:: Page extract ::
(begin)
Any Assistant Secretary shall perform such duties and possess such powers as the Board, the Chief Executive Officer or the Secretary may from time to time prescribe. In the event of the absence, inability or refusal to act of the Secretary, the Assistant Secretary (or if there shall be more than one, the Assistant Secretaries in the order determined by the Board) shall perform the duties and exercise the powers of the Secretary.

 

The chair of any meeting of the Board or of stockholders may designate a temporary secretary to keep a record of any meeting.

 

3.10           Chief Financial Officer. The Chief Financial Officer shall perform such duties and shall have such powers as may from time to time be assigned by the Board or the Chief Executive Officer. In addition, the Chief Financial Officer shall perform such duties and have such powers as are incident to the office of Chief Financial Officer, including without limitation the duty and power to keep and maintain, or shall cause to be kept and maintained, adequate and correct accounts of the properties and business transactions of the Corporation, and send or cause to be sent to the stockholders of the Corporation such financial statements and reports as are required to be sent to them by law or by these Bylaws.

 

The Assistant Financial Officers shall perform such duties and possess such powers as the Board, the Chief Executive Officer or the Chief Financial Officer may from time to time prescribe. In the event of the absence, inability or refusal to act of the Chief Financial Officer, the Assistant Financial Officer (or if there shall be more than one, the Assistant Financial Officers in the order determined by the Board) shall perform the duties and exercise the powers of the Chief Financial Officer.
(end)
:: Rows ::
(begin)
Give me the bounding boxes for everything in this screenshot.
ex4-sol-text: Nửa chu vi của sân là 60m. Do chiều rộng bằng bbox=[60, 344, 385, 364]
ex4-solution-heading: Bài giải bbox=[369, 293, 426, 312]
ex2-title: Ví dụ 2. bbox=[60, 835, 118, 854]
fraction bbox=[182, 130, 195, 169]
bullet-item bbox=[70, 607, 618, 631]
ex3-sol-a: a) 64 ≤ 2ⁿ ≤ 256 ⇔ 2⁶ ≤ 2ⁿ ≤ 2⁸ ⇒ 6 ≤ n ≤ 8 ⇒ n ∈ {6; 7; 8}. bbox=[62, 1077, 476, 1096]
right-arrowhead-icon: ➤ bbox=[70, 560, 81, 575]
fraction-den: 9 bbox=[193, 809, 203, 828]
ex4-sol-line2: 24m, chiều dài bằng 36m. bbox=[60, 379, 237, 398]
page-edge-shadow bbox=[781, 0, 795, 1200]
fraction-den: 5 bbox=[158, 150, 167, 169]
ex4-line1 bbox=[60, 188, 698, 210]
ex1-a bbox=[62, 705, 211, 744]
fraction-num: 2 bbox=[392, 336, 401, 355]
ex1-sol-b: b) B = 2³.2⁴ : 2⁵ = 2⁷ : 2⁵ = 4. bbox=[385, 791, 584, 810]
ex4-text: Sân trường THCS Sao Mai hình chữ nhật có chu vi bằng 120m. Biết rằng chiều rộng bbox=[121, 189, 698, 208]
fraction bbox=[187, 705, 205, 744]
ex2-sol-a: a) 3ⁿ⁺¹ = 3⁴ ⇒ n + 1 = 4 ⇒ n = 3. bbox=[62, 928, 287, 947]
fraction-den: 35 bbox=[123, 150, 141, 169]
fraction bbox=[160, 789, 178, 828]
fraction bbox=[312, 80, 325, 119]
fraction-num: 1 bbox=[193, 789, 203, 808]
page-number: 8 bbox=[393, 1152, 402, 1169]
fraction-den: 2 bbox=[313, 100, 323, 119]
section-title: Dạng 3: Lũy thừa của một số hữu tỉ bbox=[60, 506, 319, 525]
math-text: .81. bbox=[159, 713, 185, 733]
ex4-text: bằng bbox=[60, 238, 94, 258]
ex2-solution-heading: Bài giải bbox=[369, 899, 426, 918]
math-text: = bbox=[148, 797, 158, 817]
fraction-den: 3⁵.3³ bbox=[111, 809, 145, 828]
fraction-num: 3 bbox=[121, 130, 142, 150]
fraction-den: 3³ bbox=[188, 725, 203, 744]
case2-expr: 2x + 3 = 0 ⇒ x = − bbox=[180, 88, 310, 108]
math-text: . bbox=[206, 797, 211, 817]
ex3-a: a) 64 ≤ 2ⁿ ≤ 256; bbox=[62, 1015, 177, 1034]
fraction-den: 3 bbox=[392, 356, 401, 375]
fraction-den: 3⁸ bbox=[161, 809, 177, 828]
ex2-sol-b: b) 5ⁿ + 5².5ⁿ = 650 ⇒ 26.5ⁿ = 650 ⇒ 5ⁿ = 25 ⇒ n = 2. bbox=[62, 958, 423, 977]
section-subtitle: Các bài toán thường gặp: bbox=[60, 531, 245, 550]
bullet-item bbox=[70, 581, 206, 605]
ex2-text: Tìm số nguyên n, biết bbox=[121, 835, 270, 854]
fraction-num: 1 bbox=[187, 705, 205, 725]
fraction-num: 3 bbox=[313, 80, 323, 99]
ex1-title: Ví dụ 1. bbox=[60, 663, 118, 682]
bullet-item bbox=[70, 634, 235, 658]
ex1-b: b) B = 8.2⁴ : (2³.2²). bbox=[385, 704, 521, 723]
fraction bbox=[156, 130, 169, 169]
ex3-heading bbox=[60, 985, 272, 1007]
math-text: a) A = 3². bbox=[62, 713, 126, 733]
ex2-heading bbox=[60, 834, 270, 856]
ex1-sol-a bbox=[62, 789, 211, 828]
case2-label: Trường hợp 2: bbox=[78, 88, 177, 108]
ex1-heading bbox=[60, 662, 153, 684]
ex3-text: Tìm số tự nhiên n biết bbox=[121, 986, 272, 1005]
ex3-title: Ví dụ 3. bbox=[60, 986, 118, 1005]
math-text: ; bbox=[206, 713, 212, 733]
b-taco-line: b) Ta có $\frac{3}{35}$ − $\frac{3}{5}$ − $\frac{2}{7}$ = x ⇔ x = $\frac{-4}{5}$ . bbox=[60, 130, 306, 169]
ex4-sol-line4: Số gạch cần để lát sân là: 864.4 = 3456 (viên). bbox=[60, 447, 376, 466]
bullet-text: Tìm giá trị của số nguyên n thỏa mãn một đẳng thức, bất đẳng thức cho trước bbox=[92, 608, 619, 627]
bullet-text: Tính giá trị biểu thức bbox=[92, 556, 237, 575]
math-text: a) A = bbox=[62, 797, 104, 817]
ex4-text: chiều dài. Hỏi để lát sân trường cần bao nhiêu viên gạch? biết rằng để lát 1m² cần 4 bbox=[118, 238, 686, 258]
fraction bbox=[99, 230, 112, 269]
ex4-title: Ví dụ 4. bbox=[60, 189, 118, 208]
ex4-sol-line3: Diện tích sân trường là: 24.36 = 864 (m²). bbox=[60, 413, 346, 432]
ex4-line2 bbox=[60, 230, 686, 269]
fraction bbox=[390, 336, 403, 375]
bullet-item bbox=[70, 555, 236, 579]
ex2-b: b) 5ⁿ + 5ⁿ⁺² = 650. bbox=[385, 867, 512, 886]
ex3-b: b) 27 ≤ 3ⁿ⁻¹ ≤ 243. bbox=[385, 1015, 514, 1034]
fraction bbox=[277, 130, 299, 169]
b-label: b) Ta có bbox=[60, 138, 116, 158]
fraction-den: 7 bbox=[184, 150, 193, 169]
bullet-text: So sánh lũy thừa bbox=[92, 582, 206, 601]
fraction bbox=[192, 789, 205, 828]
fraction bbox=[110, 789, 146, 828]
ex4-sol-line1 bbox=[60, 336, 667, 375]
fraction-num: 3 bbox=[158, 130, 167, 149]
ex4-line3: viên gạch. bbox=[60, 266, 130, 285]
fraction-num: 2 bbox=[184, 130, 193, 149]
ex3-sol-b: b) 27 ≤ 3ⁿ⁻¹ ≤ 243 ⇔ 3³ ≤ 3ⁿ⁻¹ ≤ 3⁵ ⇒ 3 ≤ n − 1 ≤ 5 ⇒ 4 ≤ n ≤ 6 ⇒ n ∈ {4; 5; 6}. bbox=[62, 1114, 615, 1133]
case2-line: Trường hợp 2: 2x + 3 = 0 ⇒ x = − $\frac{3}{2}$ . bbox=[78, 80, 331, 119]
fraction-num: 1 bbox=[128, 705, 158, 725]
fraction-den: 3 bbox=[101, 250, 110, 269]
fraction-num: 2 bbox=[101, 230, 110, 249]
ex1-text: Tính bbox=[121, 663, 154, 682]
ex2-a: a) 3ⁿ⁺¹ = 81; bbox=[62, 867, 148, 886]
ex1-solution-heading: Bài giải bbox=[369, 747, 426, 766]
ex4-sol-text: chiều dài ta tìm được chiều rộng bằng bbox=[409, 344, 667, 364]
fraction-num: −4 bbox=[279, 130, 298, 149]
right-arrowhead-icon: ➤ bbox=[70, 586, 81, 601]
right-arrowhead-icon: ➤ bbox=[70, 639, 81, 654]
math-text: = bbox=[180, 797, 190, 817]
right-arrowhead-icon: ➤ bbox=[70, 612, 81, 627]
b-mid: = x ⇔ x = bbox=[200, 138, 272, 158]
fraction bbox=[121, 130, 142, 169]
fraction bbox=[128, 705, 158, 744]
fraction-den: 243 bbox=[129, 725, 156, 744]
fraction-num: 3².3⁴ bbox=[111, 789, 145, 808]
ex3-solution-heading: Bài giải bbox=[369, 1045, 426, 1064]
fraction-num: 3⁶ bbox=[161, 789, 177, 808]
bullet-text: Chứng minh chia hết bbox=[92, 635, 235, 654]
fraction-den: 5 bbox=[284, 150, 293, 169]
(end)
:: Problem set ::
1. Name every body or officer that the bylaws excerpt says may "from time to time" prescribe or assign duties.
2. Carry on the bylaws excerpt with the passage that would come next after its final sentence.
The items placed after the bylaws excerpt are separate material with no connection to it.

:: Expected results ::
1. The Board, the Chief Executive Officer, the Secretary, the Chief Financial Officer

2.
 

3.11           Treasurer and Assistant Treasurers. The Treasurer shall perform such duties and shall have such powers as may from time to time be assigned by the Board, the Chief Executive Officer or the Chief Financial Officer. In addition, the Treasurer shall perform such duties and have such powers as are incident to the office of treasurer, including without limitation the duty and power to keep and be responsible for all funds and securities of the Corporation, to deposit funds of the Corporation in depositories selected in accordance with these Bylaws, to disburse such funds as ordered by the Board, to make proper accounts of such funds, and to render as required by the Board statements of all such transactions and of the financial condition of the Corporation.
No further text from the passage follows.